----- Stored data -----

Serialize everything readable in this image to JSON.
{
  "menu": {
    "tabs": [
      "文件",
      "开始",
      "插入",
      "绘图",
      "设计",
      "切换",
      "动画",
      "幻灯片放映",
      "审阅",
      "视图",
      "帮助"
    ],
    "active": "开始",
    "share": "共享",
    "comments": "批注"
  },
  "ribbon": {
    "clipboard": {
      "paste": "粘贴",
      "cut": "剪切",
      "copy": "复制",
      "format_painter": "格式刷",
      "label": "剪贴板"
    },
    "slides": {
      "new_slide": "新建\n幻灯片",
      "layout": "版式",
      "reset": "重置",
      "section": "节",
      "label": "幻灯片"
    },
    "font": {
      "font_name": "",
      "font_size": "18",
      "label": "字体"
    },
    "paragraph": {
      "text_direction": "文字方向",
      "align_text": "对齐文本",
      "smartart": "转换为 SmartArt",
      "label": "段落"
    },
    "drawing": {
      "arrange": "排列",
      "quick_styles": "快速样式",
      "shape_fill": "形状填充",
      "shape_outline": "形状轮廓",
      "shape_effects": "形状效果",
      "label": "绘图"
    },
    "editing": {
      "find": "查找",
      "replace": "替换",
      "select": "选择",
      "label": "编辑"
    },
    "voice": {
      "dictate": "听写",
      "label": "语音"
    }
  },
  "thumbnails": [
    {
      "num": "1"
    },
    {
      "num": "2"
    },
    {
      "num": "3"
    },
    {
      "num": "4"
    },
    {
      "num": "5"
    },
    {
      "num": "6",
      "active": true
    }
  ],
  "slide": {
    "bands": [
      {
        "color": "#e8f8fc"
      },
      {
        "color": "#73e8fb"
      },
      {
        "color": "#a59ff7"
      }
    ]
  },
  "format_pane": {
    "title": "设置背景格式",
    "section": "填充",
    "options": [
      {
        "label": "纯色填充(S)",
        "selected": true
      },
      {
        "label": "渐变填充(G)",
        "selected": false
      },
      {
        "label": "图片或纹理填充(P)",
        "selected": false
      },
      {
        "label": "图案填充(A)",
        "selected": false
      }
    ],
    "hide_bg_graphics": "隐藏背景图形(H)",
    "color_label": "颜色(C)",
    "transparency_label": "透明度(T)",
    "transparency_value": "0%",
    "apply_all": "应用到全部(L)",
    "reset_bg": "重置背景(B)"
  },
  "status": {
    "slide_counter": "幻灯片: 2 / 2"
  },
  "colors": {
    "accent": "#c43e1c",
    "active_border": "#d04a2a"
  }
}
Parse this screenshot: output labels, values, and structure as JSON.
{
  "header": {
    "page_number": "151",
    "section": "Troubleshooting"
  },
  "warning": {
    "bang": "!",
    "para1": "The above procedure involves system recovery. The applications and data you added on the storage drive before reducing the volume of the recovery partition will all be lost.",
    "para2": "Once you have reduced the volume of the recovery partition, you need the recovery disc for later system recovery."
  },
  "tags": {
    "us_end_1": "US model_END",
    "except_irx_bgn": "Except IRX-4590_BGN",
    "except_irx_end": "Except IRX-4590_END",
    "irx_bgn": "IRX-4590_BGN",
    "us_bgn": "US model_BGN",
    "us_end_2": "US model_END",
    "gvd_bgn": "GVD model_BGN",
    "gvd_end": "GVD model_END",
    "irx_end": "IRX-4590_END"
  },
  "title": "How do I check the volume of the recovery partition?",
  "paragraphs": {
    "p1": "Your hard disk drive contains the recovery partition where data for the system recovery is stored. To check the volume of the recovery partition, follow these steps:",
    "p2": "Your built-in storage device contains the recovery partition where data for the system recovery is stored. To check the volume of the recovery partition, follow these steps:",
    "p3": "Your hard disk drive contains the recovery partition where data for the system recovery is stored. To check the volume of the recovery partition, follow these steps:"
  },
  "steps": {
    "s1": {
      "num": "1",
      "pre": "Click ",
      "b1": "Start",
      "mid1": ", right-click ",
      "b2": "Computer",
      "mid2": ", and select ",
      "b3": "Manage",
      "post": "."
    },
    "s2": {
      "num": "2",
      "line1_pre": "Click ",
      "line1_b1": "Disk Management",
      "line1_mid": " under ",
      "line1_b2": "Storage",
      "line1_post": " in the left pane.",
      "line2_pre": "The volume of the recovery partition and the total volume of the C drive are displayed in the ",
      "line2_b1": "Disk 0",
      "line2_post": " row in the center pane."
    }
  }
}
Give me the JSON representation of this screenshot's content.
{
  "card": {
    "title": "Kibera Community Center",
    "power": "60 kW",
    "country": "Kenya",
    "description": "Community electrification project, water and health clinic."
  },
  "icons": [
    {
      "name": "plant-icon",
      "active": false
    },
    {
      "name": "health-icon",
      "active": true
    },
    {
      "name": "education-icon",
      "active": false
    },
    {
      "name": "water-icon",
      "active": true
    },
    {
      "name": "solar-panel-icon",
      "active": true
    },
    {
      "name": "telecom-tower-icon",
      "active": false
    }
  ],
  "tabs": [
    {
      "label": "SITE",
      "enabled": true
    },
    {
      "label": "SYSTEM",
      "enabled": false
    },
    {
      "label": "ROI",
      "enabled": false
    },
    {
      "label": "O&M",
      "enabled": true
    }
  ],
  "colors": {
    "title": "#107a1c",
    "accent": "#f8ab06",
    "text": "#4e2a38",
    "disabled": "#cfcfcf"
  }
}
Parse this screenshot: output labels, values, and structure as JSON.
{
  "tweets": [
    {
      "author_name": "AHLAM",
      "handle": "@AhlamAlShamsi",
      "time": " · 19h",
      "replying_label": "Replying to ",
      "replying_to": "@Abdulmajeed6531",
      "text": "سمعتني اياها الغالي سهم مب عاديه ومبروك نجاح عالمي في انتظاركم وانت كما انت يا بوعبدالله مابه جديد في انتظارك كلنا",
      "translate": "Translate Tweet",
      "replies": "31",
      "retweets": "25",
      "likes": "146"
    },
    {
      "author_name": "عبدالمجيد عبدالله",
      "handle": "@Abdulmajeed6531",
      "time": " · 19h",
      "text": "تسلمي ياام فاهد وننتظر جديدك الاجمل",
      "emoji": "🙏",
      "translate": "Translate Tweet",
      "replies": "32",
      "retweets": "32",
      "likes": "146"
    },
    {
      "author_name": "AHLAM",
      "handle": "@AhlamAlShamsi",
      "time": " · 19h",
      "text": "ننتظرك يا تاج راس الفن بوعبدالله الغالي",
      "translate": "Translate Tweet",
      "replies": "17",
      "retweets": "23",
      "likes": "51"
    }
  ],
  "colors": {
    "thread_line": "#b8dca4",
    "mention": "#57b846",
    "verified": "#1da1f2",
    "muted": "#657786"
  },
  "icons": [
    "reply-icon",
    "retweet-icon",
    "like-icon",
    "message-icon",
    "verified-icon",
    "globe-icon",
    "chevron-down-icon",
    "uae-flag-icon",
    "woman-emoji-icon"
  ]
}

-----

Problem description:
Go through the listing above and work out how many lines contain the string "بوعبدالله". Reply with the number alone.

Exercise answer:
2